* _Stated goal_: Copy out all lines in the data below containing the string "value".

(Data extracted from a collection)
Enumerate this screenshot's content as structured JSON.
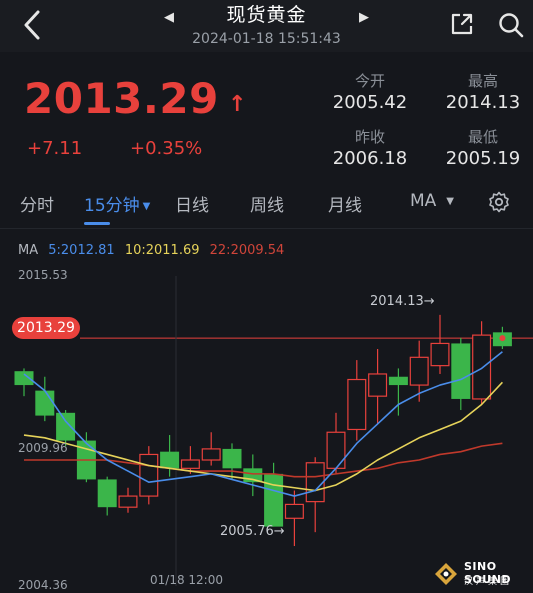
{
  "header": {
    "title": "现货黄金",
    "timestamp": "2024-01-18 15:51:43"
  },
  "quote": {
    "last": "2013.29",
    "change": "+7.11",
    "change_pct": "+0.35%",
    "stats": [
      {
        "label": "今开",
        "value": "2005.42"
      },
      {
        "label": "最高",
        "value": "2014.13"
      },
      {
        "label": "昨收",
        "value": "2006.18"
      },
      {
        "label": "最低",
        "value": "2005.19"
      }
    ]
  },
  "tabs": [
    {
      "label": "分时"
    },
    {
      "label": "15分钟"
    },
    {
      "label": "日线"
    },
    {
      "label": "周线"
    },
    {
      "label": "月线"
    },
    {
      "label": "MA"
    }
  ],
  "ma_legend": {
    "title": "MA",
    "ma5": "5:2012.81",
    "ma10": "10:2011.69",
    "ma22": "22:2009.54"
  },
  "colors": {
    "up": "#e8413c",
    "down": "#3bb54a",
    "ma5": "#4a8dea",
    "ma10": "#e6d35a",
    "ma22": "#c0392b"
  },
  "chart_data": {
    "type": "candlestick",
    "y_labels": [
      "2015.53",
      "2009.96",
      "2004.36"
    ],
    "ylim": [
      2004.36,
      2015.53
    ],
    "x_label": "01/18 12:00",
    "current_price_tag": "2013.29",
    "annotations": [
      {
        "text": "2014.13→",
        "value": 2014.13
      },
      {
        "text": "2005.76→",
        "value": 2005.76
      }
    ],
    "candles": [
      {
        "o": 2012.1,
        "c": 2011.6,
        "h": 2012.2,
        "l": 2011.2
      },
      {
        "o": 2011.4,
        "c": 2010.5,
        "h": 2011.9,
        "l": 2010.3
      },
      {
        "o": 2010.6,
        "c": 2009.6,
        "h": 2010.7,
        "l": 2009.4
      },
      {
        "o": 2009.6,
        "c": 2008.2,
        "h": 2009.9,
        "l": 2008.1
      },
      {
        "o": 2008.2,
        "c": 2007.2,
        "h": 2008.3,
        "l": 2006.9
      },
      {
        "o": 2007.2,
        "c": 2007.6,
        "h": 2007.9,
        "l": 2007.0
      },
      {
        "o": 2007.6,
        "c": 2009.1,
        "h": 2009.4,
        "l": 2007.3
      },
      {
        "o": 2009.2,
        "c": 2008.6,
        "h": 2009.8,
        "l": 2008.3
      },
      {
        "o": 2008.6,
        "c": 2008.9,
        "h": 2009.4,
        "l": 2008.4
      },
      {
        "o": 2008.9,
        "c": 2009.3,
        "h": 2009.9,
        "l": 2008.7
      },
      {
        "o": 2009.3,
        "c": 2008.6,
        "h": 2009.5,
        "l": 2008.2
      },
      {
        "o": 2008.6,
        "c": 2008.1,
        "h": 2009.1,
        "l": 2007.6
      },
      {
        "o": 2008.4,
        "c": 2006.5,
        "h": 2008.8,
        "l": 2006.5
      },
      {
        "o": 2006.8,
        "c": 2007.3,
        "h": 2007.8,
        "l": 2005.8
      },
      {
        "o": 2007.4,
        "c": 2008.8,
        "h": 2009.0,
        "l": 2006.3
      },
      {
        "o": 2008.6,
        "c": 2009.9,
        "h": 2010.6,
        "l": 2008.4
      },
      {
        "o": 2010.0,
        "c": 2011.8,
        "h": 2012.5,
        "l": 2009.6
      },
      {
        "o": 2011.2,
        "c": 2012.0,
        "h": 2012.9,
        "l": 2010.2
      },
      {
        "o": 2011.9,
        "c": 2011.6,
        "h": 2012.2,
        "l": 2010.5
      },
      {
        "o": 2011.6,
        "c": 2012.6,
        "h": 2013.2,
        "l": 2011.0
      },
      {
        "o": 2012.3,
        "c": 2013.1,
        "h": 2014.13,
        "l": 2012.0
      },
      {
        "o": 2013.1,
        "c": 2011.1,
        "h": 2013.3,
        "l": 2010.7
      },
      {
        "o": 2011.1,
        "c": 2013.4,
        "h": 2013.9,
        "l": 2010.9
      },
      {
        "o": 2013.5,
        "c": 2013.0,
        "h": 2013.7,
        "l": 2012.9
      }
    ],
    "ma5": [
      2012.0,
      2011.4,
      2010.3,
      2009.5,
      2008.9,
      2008.5,
      2008.1,
      2008.2,
      2008.3,
      2008.4,
      2008.2,
      2008.0,
      2007.8,
      2007.6,
      2007.8,
      2008.6,
      2009.5,
      2010.2,
      2010.9,
      2011.3,
      2011.6,
      2011.8,
      2012.2,
      2012.8
    ],
    "ma10": [
      2009.8,
      2009.7,
      2009.5,
      2009.3,
      2009.1,
      2008.9,
      2008.7,
      2008.6,
      2008.5,
      2008.4,
      2008.3,
      2008.2,
      2008.0,
      2007.9,
      2007.8,
      2008.0,
      2008.4,
      2008.9,
      2009.3,
      2009.7,
      2010.0,
      2010.3,
      2010.9,
      2011.7
    ],
    "ma22": [
      2008.9,
      2008.9,
      2008.9,
      2008.9,
      2008.9,
      2008.8,
      2008.7,
      2008.6,
      2008.5,
      2008.5,
      2008.5,
      2008.4,
      2008.4,
      2008.3,
      2008.3,
      2008.4,
      2008.5,
      2008.6,
      2008.8,
      2008.9,
      2009.1,
      2009.2,
      2009.4,
      2009.5
    ]
  },
  "brand": {
    "name": "SINO SOUND",
    "sub": "汉声集团"
  }
}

* _Written solution_:
        "value": "2005.42"
        "value": "2014.13"
        "value": "2006.18"
        "value": "2005.19"
        "value": 2014.13
        "value": 2005.76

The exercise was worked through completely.